Given data:
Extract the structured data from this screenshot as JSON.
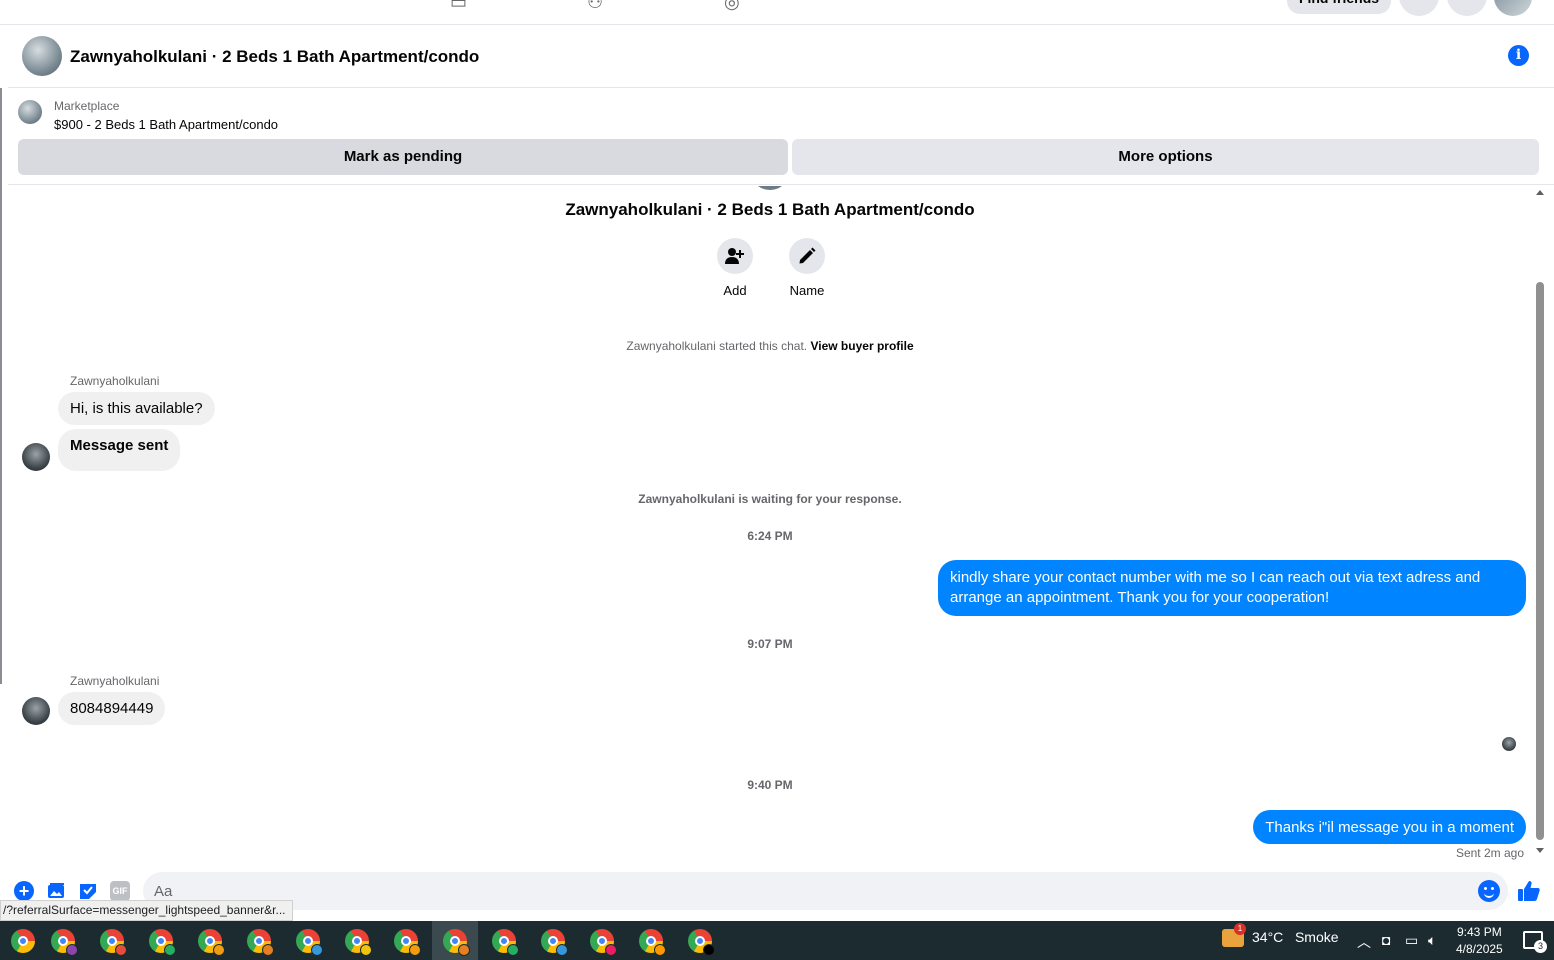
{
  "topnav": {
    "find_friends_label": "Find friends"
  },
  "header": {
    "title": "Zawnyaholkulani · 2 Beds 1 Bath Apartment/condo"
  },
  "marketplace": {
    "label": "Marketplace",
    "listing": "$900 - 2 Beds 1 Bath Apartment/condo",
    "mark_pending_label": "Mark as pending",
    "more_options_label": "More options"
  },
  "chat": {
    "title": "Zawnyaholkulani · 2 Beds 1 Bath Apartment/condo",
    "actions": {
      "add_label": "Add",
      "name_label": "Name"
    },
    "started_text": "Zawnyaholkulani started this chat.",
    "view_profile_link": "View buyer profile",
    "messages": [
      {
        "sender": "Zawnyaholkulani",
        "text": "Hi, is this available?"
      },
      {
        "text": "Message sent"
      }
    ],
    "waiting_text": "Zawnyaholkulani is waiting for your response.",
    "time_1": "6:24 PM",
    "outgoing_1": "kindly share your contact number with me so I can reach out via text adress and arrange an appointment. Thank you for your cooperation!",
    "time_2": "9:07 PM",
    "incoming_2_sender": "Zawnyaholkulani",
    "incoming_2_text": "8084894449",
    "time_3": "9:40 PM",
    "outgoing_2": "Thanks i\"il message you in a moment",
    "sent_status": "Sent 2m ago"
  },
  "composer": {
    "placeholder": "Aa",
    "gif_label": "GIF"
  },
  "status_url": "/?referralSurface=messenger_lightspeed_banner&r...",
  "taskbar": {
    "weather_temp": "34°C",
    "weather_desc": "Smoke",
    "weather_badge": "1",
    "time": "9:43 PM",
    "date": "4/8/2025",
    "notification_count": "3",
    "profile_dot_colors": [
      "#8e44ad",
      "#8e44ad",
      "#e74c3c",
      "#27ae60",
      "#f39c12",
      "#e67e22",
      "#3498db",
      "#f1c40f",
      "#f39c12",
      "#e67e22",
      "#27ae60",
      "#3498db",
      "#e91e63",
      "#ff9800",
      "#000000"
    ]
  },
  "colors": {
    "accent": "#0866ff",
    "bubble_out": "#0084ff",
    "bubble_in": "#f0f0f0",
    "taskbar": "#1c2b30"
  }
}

--

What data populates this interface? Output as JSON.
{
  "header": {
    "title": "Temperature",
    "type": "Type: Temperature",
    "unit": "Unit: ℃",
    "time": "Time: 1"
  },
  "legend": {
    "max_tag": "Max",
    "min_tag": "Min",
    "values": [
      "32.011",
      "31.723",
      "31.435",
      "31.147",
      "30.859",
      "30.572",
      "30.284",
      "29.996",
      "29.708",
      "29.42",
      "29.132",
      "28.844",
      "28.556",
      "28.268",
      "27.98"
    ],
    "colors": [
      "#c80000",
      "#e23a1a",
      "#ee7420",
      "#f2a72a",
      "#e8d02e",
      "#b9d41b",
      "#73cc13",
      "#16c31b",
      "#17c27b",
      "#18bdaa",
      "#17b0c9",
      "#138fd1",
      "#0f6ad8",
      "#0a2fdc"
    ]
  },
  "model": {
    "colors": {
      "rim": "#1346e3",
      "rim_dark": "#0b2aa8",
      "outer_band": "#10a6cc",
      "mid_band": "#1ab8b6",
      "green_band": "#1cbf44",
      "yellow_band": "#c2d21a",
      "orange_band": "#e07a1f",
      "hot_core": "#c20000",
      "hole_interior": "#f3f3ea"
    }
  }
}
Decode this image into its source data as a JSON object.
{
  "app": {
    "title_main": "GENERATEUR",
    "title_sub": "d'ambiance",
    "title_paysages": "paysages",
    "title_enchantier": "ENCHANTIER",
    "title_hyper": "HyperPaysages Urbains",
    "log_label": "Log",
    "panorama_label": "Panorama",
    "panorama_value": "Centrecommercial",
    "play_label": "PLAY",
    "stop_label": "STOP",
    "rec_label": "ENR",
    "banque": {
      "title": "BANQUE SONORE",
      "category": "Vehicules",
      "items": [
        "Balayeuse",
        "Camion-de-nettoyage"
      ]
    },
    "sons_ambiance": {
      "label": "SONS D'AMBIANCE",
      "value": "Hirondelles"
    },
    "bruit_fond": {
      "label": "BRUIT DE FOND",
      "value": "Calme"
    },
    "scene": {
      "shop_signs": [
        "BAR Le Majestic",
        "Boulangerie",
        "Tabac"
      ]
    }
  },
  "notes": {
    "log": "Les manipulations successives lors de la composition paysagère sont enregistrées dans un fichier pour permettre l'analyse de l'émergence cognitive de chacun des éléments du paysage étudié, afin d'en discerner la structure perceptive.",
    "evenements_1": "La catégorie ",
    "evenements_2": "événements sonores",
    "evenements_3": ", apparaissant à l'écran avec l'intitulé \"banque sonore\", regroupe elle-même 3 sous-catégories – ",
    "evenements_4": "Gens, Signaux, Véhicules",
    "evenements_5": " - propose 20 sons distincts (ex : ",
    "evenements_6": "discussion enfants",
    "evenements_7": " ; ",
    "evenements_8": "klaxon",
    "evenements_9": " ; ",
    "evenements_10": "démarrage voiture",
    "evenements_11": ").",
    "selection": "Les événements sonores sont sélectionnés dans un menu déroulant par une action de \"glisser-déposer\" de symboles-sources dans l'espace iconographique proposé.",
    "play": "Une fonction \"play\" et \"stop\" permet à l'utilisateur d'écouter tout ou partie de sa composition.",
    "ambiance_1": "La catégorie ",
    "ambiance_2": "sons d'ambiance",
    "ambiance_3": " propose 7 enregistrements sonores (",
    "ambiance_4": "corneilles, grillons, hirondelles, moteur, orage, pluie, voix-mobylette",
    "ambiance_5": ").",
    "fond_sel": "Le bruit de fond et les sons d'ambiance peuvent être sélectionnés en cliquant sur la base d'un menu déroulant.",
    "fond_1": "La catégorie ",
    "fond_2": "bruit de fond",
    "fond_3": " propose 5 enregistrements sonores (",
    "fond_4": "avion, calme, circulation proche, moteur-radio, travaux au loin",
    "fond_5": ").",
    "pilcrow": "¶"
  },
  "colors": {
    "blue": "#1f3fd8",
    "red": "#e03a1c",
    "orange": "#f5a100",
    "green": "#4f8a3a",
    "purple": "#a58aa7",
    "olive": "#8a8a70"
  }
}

Task description: Pull out each line of the entries that contains "sont".

Task result:
    "log": "Les manipulations successives lors de la composition paysagère sont enregistrées dans un fichier pour permettre l'analyse de l'émergence cognitive de chacun des éléments du paysage étudié, afin d'en discerner la structure perceptive.",
    "selection": "Les événements sonores sont sélectionnés dans un menu déroulant par une action de \"glisser-déposer\" de symboles-sources dans l'espace iconographique proposé.",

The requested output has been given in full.